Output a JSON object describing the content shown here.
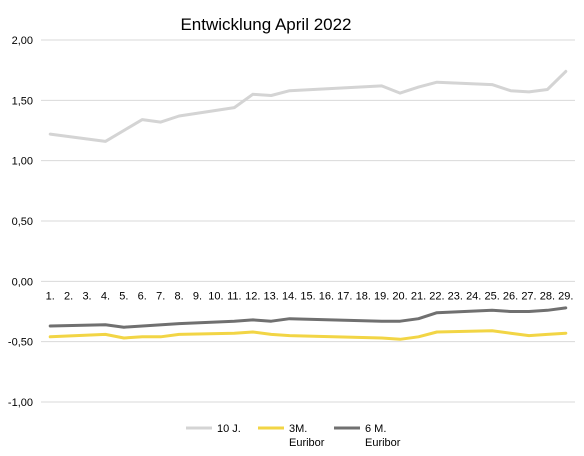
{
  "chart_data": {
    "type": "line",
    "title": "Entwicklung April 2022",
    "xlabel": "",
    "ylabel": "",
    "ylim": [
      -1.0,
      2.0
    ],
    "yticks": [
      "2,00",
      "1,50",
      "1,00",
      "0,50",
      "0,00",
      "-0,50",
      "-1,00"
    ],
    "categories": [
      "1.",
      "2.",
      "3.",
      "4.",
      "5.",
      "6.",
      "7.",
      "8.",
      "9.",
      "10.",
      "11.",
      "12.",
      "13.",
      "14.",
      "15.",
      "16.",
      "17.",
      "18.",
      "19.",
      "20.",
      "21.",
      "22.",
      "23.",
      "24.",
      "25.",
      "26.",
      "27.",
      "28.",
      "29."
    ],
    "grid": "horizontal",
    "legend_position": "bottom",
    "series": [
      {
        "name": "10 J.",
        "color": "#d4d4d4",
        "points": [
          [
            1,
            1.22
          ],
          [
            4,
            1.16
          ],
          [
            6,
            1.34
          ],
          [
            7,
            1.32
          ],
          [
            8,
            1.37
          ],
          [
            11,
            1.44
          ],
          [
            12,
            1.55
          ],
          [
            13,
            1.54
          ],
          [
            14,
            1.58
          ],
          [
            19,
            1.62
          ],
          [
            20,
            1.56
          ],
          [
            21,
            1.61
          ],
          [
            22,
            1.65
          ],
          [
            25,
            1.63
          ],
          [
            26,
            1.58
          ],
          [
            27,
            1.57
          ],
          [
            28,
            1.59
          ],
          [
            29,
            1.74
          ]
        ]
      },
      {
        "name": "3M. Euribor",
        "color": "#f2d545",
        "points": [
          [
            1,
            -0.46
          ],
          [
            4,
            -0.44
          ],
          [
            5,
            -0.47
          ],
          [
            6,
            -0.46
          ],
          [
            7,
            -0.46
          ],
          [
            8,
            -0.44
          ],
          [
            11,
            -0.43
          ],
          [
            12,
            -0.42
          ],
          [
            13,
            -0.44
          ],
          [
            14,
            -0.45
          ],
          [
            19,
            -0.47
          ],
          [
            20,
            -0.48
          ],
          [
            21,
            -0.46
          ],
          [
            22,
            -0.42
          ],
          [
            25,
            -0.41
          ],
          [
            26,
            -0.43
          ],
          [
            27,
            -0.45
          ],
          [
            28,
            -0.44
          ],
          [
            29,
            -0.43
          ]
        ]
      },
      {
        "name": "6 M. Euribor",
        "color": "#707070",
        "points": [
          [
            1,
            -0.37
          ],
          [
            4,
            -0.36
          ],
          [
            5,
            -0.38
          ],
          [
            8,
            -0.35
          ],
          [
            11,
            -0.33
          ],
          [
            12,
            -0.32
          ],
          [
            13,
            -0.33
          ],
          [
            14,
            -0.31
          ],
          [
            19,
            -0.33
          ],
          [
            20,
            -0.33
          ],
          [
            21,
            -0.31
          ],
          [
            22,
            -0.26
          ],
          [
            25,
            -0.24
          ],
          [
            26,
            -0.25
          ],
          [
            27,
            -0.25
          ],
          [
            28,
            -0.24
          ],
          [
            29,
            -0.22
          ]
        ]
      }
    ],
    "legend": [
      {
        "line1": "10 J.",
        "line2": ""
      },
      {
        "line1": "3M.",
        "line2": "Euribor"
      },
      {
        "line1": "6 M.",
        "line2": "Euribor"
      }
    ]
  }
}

* * *

Task: In the listing above, count each line that holds the string "Euribor". Give the number only.

Result: 4